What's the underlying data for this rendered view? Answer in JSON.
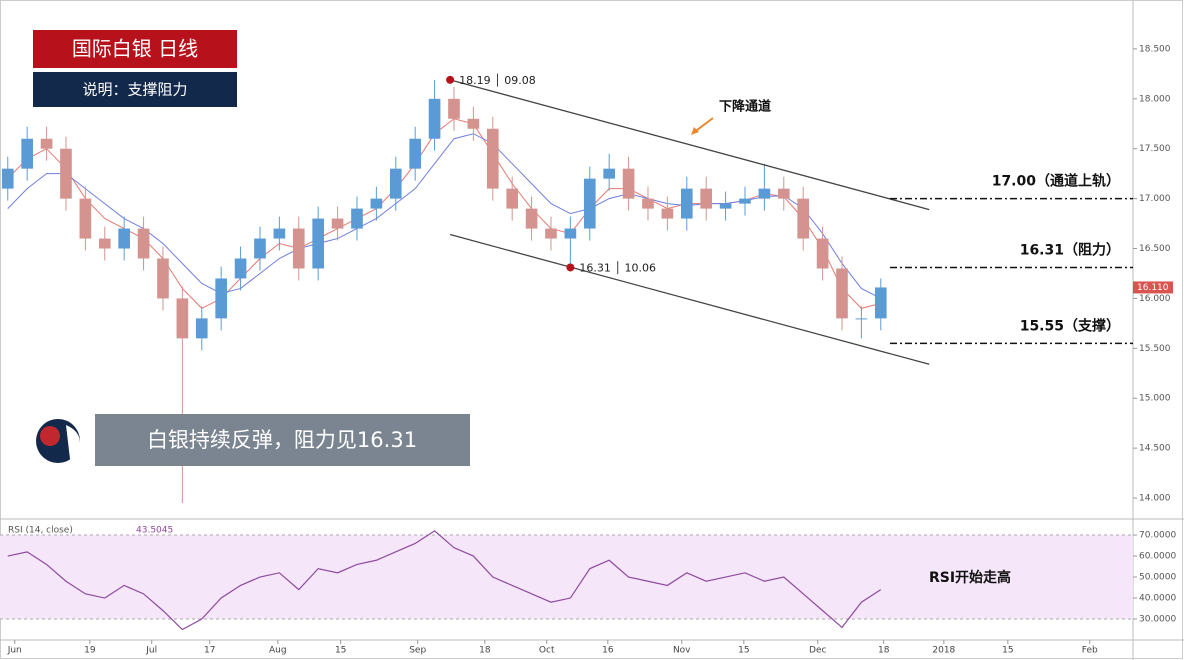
{
  "chart_data": [
    {
      "type": "candlestick",
      "title": "国际白银  日线",
      "subtitle": "说明：支撑阻力",
      "callout": "白银持续反弹，阻力见16.31",
      "up_color": "#5b9bd5",
      "down_color": "#d4938f",
      "candles": {
        "open": [
          17.1,
          17.3,
          17.6,
          17.5,
          17.0,
          16.6,
          16.5,
          16.7,
          16.4,
          16.0,
          15.6,
          15.8,
          16.2,
          16.4,
          16.6,
          16.7,
          16.3,
          16.8,
          16.7,
          16.9,
          17.0,
          17.3,
          17.6,
          18.0,
          17.8,
          17.7,
          17.1,
          16.9,
          16.7,
          16.6,
          16.7,
          17.2,
          17.3,
          17.0,
          16.9,
          16.8,
          17.1,
          16.9,
          16.95,
          17.0,
          17.1,
          17.0,
          16.6,
          16.3,
          15.8,
          15.8
        ],
        "high": [
          17.42,
          17.72,
          17.72,
          17.62,
          17.12,
          16.72,
          16.82,
          16.82,
          16.52,
          16.12,
          15.92,
          16.32,
          16.52,
          16.72,
          16.82,
          16.82,
          16.92,
          16.92,
          17.02,
          17.12,
          17.42,
          17.72,
          18.19,
          18.12,
          17.92,
          17.82,
          17.22,
          17.02,
          16.82,
          16.82,
          17.32,
          17.45,
          17.42,
          17.12,
          17.02,
          17.22,
          17.22,
          17.07,
          17.12,
          17.35,
          17.22,
          17.12,
          16.72,
          16.42,
          15.92,
          16.2
        ],
        "low": [
          16.98,
          17.18,
          17.38,
          16.88,
          16.48,
          16.38,
          16.38,
          16.28,
          15.88,
          13.95,
          15.48,
          15.68,
          16.08,
          16.28,
          16.48,
          16.18,
          16.18,
          16.58,
          16.58,
          16.78,
          16.88,
          17.18,
          17.48,
          17.68,
          17.58,
          16.98,
          16.78,
          16.58,
          16.48,
          16.31,
          16.58,
          17.08,
          16.88,
          16.78,
          16.68,
          16.68,
          16.78,
          16.78,
          16.83,
          16.88,
          16.88,
          16.48,
          16.18,
          15.68,
          15.6,
          15.68
        ],
        "close": [
          17.3,
          17.6,
          17.5,
          17.0,
          16.6,
          16.5,
          16.7,
          16.4,
          16.0,
          15.6,
          15.8,
          16.2,
          16.4,
          16.6,
          16.7,
          16.3,
          16.8,
          16.7,
          16.9,
          17.0,
          17.3,
          17.6,
          18.0,
          17.8,
          17.7,
          17.1,
          16.9,
          16.7,
          16.6,
          16.7,
          17.2,
          17.3,
          17.0,
          16.9,
          16.8,
          17.1,
          16.9,
          16.95,
          17.0,
          17.1,
          17.0,
          16.6,
          16.3,
          15.8,
          15.8,
          16.11
        ]
      },
      "series": [
        {
          "color": "#e8776f",
          "values": [
            17.2,
            17.4,
            17.5,
            17.3,
            17.0,
            16.8,
            16.7,
            16.6,
            16.4,
            16.1,
            15.9,
            16.0,
            16.2,
            16.4,
            16.55,
            16.5,
            16.6,
            16.7,
            16.8,
            16.9,
            17.1,
            17.35,
            17.65,
            17.8,
            17.75,
            17.45,
            17.15,
            16.9,
            16.7,
            16.65,
            16.9,
            17.1,
            17.1,
            17.0,
            16.9,
            16.95,
            16.95,
            16.95,
            16.98,
            17.05,
            17.02,
            16.8,
            16.5,
            16.1,
            15.9,
            15.95
          ]
        },
        {
          "color": "#6f7fe0",
          "values": [
            16.9,
            17.1,
            17.25,
            17.25,
            17.1,
            16.95,
            16.8,
            16.7,
            16.55,
            16.35,
            16.15,
            16.05,
            16.1,
            16.25,
            16.4,
            16.5,
            16.55,
            16.6,
            16.7,
            16.8,
            16.95,
            17.1,
            17.35,
            17.6,
            17.65,
            17.55,
            17.35,
            17.15,
            16.95,
            16.85,
            16.9,
            17.0,
            17.05,
            17.0,
            16.95,
            16.93,
            16.95,
            16.95,
            16.98,
            17.02,
            17.03,
            16.9,
            16.65,
            16.35,
            16.1,
            16.0
          ]
        }
      ],
      "xlim": [
        -0.4,
        58
      ],
      "xticks": [
        {
          "value": 0.36,
          "label": "Jun"
        },
        {
          "value": 4.23,
          "label": "19"
        },
        {
          "value": 7.42,
          "label": "Jul"
        },
        {
          "value": 10.41,
          "label": "17"
        },
        {
          "value": 13.92,
          "label": "Aug"
        },
        {
          "value": 17.16,
          "label": "15"
        },
        {
          "value": 21.13,
          "label": "Sep"
        },
        {
          "value": 24.59,
          "label": "18"
        },
        {
          "value": 27.78,
          "label": "Oct"
        },
        {
          "value": 30.93,
          "label": "16"
        },
        {
          "value": 34.74,
          "label": "Nov"
        },
        {
          "value": 37.94,
          "label": "15"
        },
        {
          "value": 41.75,
          "label": "Dec"
        },
        {
          "value": 45.15,
          "label": "18"
        },
        {
          "value": 48.25,
          "label": "2018"
        },
        {
          "value": 51.55,
          "label": "15"
        },
        {
          "value": 55.77,
          "label": "Feb"
        }
      ],
      "ylim": [
        13.8,
        18.99
      ],
      "yticks": [
        {
          "value": 14,
          "label": "14.000"
        },
        {
          "value": 14.5,
          "label": "14.500"
        },
        {
          "value": 15,
          "label": "15.000"
        },
        {
          "value": 15.5,
          "label": "15.500"
        },
        {
          "value": 16,
          "label": "16.000"
        },
        {
          "value": 16.5,
          "label": "16.500"
        },
        {
          "value": 17,
          "label": "17.000"
        },
        {
          "value": 17.5,
          "label": "17.500"
        },
        {
          "value": 18,
          "label": "18.000"
        },
        {
          "value": 18.5,
          "label": "18.500"
        }
      ],
      "last_price": {
        "value": 16.11,
        "label": "16.110"
      },
      "trendlines": [
        {
          "x": [
            22.8,
            47.5
          ],
          "y": [
            18.19,
            16.89
          ]
        },
        {
          "x": [
            22.8,
            47.5
          ],
          "y": [
            16.64,
            15.34
          ]
        }
      ],
      "points": [
        {
          "label": "18.19 │ 09.08",
          "x": 22.8,
          "y": 18.19
        },
        {
          "label": "16.31 │ 10.06",
          "x": 29,
          "y": 16.31
        }
      ],
      "levels": [
        {
          "value": 17.0,
          "label": "17.00（通道上轨）"
        },
        {
          "value": 16.31,
          "label": "16.31（阻力）"
        },
        {
          "value": 15.55,
          "label": "15.55（支撑）"
        }
      ],
      "channel_label": "下降通道"
    },
    {
      "type": "line",
      "title": "RSI (14, close)",
      "last_value": 43.5045,
      "annotation": "RSI开始走高",
      "color": "#8e4a9e",
      "band": [
        30,
        70
      ],
      "values": [
        60,
        62,
        56,
        48,
        42,
        40,
        46,
        42,
        34,
        25,
        30,
        40,
        46,
        50,
        52,
        44,
        54,
        52,
        56,
        58,
        62,
        66,
        72,
        64,
        60,
        50,
        46,
        42,
        38,
        40,
        54,
        58,
        50,
        48,
        46,
        52,
        48,
        50,
        52,
        48,
        50,
        42,
        34,
        26,
        38,
        44
      ],
      "ylim": [
        20,
        76.7
      ],
      "yticks": [
        {
          "value": 30,
          "label": "30.0000"
        },
        {
          "value": 40,
          "label": "40.0000"
        },
        {
          "value": 50,
          "label": "50.0000"
        },
        {
          "value": 60,
          "label": "60.0000"
        },
        {
          "value": 70,
          "label": "70.0000"
        }
      ]
    }
  ]
}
--------
▸ CHALLENGE
Pictures in the data above should not be copied; transcribe everything else exactly.

▸ FINAL RESULT
What's the underlying data for this rendered view? Answer in JSON.
{
  "chart_data": [
    {
      "type": "candlestick",
      "title": "国际白银  日线",
      "subtitle": "说明：支撑阻力",
      "callout": "白银持续反弹，阻力见16.31",
      "up_color": "#5b9bd5",
      "down_color": "#d4938f",
      "candles": {
        "open": [
          17.1,
          17.3,
          17.6,
          17.5,
          17.0,
          16.6,
          16.5,
          16.7,
          16.4,
          16.0,
          15.6,
          15.8,
          16.2,
          16.4,
          16.6,
          16.7,
          16.3,
          16.8,
          16.7,
          16.9,
          17.0,
          17.3,
          17.6,
          18.0,
          17.8,
          17.7,
          17.1,
          16.9,
          16.7,
          16.6,
          16.7,
          17.2,
          17.3,
          17.0,
          16.9,
          16.8,
          17.1,
          16.9,
          16.95,
          17.0,
          17.1,
          17.0,
          16.6,
          16.3,
          15.8,
          15.8
        ],
        "high": [
          17.42,
          17.72,
          17.72,
          17.62,
          17.12,
          16.72,
          16.82,
          16.82,
          16.52,
          16.12,
          15.92,
          16.32,
          16.52,
          16.72,
          16.82,
          16.82,
          16.92,
          16.92,
          17.02,
          17.12,
          17.42,
          17.72,
          18.19,
          18.12,
          17.92,
          17.82,
          17.22,
          17.02,
          16.82,
          16.82,
          17.32,
          17.45,
          17.42,
          17.12,
          17.02,
          17.22,
          17.22,
          17.07,
          17.12,
          17.35,
          17.22,
          17.12,
          16.72,
          16.42,
          15.92,
          16.2
        ],
        "low": [
          16.98,
          17.18,
          17.38,
          16.88,
          16.48,
          16.38,
          16.38,
          16.28,
          15.88,
          13.95,
          15.48,
          15.68,
          16.08,
          16.28,
          16.48,
          16.18,
          16.18,
          16.58,
          16.58,
          16.78,
          16.88,
          17.18,
          17.48,
          17.68,
          17.58,
          16.98,
          16.78,
          16.58,
          16.48,
          16.31,
          16.58,
          17.08,
          16.88,
          16.78,
          16.68,
          16.68,
          16.78,
          16.78,
          16.83,
          16.88,
          16.88,
          16.48,
          16.18,
          15.68,
          15.6,
          15.68
        ],
        "close": [
          17.3,
          17.6,
          17.5,
          17.0,
          16.6,
          16.5,
          16.7,
          16.4,
          16.0,
          15.6,
          15.8,
          16.2,
          16.4,
          16.6,
          16.7,
          16.3,
          16.8,
          16.7,
          16.9,
          17.0,
          17.3,
          17.6,
          18.0,
          17.8,
          17.7,
          17.1,
          16.9,
          16.7,
          16.6,
          16.7,
          17.2,
          17.3,
          17.0,
          16.9,
          16.8,
          17.1,
          16.9,
          16.95,
          17.0,
          17.1,
          17.0,
          16.6,
          16.3,
          15.8,
          15.8,
          16.11
        ]
      },
      "series": [
        {
          "color": "#e8776f",
          "values": [
            17.2,
            17.4,
            17.5,
            17.3,
            17.0,
            16.8,
            16.7,
            16.6,
            16.4,
            16.1,
            15.9,
            16.0,
            16.2,
            16.4,
            16.55,
            16.5,
            16.6,
            16.7,
            16.8,
            16.9,
            17.1,
            17.35,
            17.65,
            17.8,
            17.75,
            17.45,
            17.15,
            16.9,
            16.7,
            16.65,
            16.9,
            17.1,
            17.1,
            17.0,
            16.9,
            16.95,
            16.95,
            16.95,
            16.98,
            17.05,
            17.02,
            16.8,
            16.5,
            16.1,
            15.9,
            15.95
          ]
        },
        {
          "color": "#6f7fe0",
          "values": [
            16.9,
            17.1,
            17.25,
            17.25,
            17.1,
            16.95,
            16.8,
            16.7,
            16.55,
            16.35,
            16.15,
            16.05,
            16.1,
            16.25,
            16.4,
            16.5,
            16.55,
            16.6,
            16.7,
            16.8,
            16.95,
            17.1,
            17.35,
            17.6,
            17.65,
            17.55,
            17.35,
            17.15,
            16.95,
            16.85,
            16.9,
            17.0,
            17.05,
            17.0,
            16.95,
            16.93,
            16.95,
            16.95,
            16.98,
            17.02,
            17.03,
            16.9,
            16.65,
            16.35,
            16.1,
            16.0
          ]
        }
      ],
      "xlim": [
        -0.4,
        58
      ],
      "xticks": [
        {
          "value": 0.36,
          "label": "Jun"
        },
        {
          "value": 4.23,
          "label": "19"
        },
        {
          "value": 7.42,
          "label": "Jul"
        },
        {
          "value": 10.41,
          "label": "17"
        },
        {
          "value": 13.92,
          "label": "Aug"
        },
        {
          "value": 17.16,
          "label": "15"
        },
        {
          "value": 21.13,
          "label": "Sep"
        },
        {
          "value": 24.59,
          "label": "18"
        },
        {
          "value": 27.78,
          "label": "Oct"
        },
        {
          "value": 30.93,
          "label": "16"
        },
        {
          "value": 34.74,
          "label": "Nov"
        },
        {
          "value": 37.94,
          "label": "15"
        },
        {
          "value": 41.75,
          "label": "Dec"
        },
        {
          "value": 45.15,
          "label": "18"
        },
        {
          "value": 48.25,
          "label": "2018"
        },
        {
          "value": 51.55,
          "label": "15"
        },
        {
          "value": 55.77,
          "label": "Feb"
        }
      ],
      "ylim": [
        13.8,
        18.99
      ],
      "yticks": [
        {
          "value": 14,
          "label": "14.000"
        },
        {
          "value": 14.5,
          "label": "14.500"
        },
        {
          "value": 15,
          "label": "15.000"
        },
        {
          "value": 15.5,
          "label": "15.500"
        },
        {
          "value": 16,
          "label": "16.000"
        },
        {
          "value": 16.5,
          "label": "16.500"
        },
        {
          "value": 17,
          "label": "17.000"
        },
        {
          "value": 17.5,
          "label": "17.500"
        },
        {
          "value": 18,
          "label": "18.000"
        },
        {
          "value": 18.5,
          "label": "18.500"
        }
      ],
      "last_price": {
        "value": 16.11,
        "label": "16.110"
      },
      "trendlines": [
        {
          "x": [
            22.8,
            47.5
          ],
          "y": [
            18.19,
            16.89
          ]
        },
        {
          "x": [
            22.8,
            47.5
          ],
          "y": [
            16.64,
            15.34
          ]
        }
      ],
      "points": [
        {
          "label": "18.19 │ 09.08",
          "x": 22.8,
          "y": 18.19
        },
        {
          "label": "16.31 │ 10.06",
          "x": 29,
          "y": 16.31
        }
      ],
      "levels": [
        {
          "value": 17.0,
          "label": "17.00（通道上轨）"
        },
        {
          "value": 16.31,
          "label": "16.31（阻力）"
        },
        {
          "value": 15.55,
          "label": "15.55（支撑）"
        }
      ],
      "channel_label": "下降通道"
    },
    {
      "type": "line",
      "title": "RSI (14, close)",
      "last_value": 43.5045,
      "annotation": "RSI开始走高",
      "color": "#8e4a9e",
      "band": [
        30,
        70
      ],
      "values": [
        60,
        62,
        56,
        48,
        42,
        40,
        46,
        42,
        34,
        25,
        30,
        40,
        46,
        50,
        52,
        44,
        54,
        52,
        56,
        58,
        62,
        66,
        72,
        64,
        60,
        50,
        46,
        42,
        38,
        40,
        54,
        58,
        50,
        48,
        46,
        52,
        48,
        50,
        52,
        48,
        50,
        42,
        34,
        26,
        38,
        44
      ],
      "ylim": [
        20,
        76.7
      ],
      "yticks": [
        {
          "value": 30,
          "label": "30.0000"
        },
        {
          "value": 40,
          "label": "40.0000"
        },
        {
          "value": 50,
          "label": "50.0000"
        },
        {
          "value": 60,
          "label": "60.0000"
        },
        {
          "value": 70,
          "label": "70.0000"
        }
      ]
    }
  ]
}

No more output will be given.